Pick every line with "localhost" from the material below.

== TASK DATA

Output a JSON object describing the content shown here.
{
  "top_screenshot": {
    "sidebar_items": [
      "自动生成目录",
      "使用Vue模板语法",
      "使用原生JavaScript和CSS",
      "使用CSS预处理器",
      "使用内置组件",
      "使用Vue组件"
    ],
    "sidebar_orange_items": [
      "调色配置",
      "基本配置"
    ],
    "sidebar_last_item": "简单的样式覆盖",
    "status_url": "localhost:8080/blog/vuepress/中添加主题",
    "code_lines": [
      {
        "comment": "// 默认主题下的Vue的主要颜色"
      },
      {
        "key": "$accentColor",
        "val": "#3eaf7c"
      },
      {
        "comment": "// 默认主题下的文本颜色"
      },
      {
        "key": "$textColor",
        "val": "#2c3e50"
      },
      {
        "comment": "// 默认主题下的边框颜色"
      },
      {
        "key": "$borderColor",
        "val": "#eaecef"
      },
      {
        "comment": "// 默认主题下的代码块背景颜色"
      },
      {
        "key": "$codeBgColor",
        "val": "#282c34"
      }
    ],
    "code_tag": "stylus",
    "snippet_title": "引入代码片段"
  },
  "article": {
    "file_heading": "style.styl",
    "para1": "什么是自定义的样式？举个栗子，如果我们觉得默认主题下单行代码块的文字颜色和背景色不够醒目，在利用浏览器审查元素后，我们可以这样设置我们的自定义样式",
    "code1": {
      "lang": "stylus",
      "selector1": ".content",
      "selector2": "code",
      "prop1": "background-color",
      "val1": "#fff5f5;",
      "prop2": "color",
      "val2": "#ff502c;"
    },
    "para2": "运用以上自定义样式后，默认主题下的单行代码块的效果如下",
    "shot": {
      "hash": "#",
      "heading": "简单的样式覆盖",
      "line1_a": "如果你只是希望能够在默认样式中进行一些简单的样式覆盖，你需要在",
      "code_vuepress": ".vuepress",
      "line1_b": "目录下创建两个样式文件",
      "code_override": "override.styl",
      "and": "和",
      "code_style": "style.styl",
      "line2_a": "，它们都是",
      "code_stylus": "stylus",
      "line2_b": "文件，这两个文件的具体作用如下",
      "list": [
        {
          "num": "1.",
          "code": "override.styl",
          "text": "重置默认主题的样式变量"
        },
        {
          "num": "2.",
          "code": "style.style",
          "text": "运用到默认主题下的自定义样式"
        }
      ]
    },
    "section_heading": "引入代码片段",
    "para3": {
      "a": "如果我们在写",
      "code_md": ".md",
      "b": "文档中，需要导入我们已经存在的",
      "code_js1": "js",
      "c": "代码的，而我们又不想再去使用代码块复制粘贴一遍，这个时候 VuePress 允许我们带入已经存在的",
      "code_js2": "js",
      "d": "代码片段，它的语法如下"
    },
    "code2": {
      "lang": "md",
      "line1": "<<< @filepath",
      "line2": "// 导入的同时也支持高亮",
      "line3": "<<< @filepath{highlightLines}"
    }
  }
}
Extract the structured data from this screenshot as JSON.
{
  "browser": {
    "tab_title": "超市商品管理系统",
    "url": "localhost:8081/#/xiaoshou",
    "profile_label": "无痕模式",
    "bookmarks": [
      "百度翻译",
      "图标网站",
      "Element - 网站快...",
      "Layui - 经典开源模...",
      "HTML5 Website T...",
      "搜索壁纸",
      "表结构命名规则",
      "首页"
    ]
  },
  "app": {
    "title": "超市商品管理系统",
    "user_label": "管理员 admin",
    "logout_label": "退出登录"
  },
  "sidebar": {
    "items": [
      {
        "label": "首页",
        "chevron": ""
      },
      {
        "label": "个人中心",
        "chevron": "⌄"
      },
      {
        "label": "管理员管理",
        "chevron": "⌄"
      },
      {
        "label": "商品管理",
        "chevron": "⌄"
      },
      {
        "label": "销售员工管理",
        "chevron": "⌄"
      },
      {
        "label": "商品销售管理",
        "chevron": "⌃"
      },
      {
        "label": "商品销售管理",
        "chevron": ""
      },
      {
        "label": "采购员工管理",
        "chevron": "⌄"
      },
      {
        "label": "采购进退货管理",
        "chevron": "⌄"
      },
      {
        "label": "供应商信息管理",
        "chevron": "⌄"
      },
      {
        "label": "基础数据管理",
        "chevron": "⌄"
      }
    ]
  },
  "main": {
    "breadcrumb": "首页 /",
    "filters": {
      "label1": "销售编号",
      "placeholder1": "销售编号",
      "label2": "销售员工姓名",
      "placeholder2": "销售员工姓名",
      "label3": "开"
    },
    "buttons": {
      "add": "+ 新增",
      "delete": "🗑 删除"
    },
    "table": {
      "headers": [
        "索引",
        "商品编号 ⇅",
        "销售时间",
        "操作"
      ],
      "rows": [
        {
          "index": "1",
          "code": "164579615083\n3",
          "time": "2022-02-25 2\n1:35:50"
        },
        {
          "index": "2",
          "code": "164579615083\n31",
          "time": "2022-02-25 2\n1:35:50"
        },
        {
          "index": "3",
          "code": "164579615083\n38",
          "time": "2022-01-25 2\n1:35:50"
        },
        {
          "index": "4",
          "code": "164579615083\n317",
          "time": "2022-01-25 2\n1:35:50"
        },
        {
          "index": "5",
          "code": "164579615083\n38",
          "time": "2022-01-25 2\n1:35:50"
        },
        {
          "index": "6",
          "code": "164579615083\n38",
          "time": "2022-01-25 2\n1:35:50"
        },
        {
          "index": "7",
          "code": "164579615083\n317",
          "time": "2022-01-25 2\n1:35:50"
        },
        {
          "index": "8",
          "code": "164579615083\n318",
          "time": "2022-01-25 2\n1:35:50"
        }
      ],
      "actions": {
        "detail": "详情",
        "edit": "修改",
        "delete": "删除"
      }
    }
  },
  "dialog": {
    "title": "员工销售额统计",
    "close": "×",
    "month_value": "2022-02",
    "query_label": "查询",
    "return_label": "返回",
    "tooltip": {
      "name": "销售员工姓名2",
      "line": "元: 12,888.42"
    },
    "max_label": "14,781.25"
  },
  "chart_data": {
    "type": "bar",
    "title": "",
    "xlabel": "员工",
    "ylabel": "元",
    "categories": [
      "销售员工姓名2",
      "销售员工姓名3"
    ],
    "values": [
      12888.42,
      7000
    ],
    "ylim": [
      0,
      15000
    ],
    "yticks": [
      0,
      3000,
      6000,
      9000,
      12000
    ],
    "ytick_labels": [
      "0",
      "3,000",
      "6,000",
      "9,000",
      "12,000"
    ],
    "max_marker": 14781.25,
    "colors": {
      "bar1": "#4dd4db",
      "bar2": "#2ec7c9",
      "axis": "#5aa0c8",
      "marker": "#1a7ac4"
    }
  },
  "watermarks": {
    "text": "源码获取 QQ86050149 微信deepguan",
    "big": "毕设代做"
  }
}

====

• IN RESPONSE:
    "status_url": "localhost:8080/blog/vuepress/中添加主题",
    "url": "localhost:8081/#/xiaoshou",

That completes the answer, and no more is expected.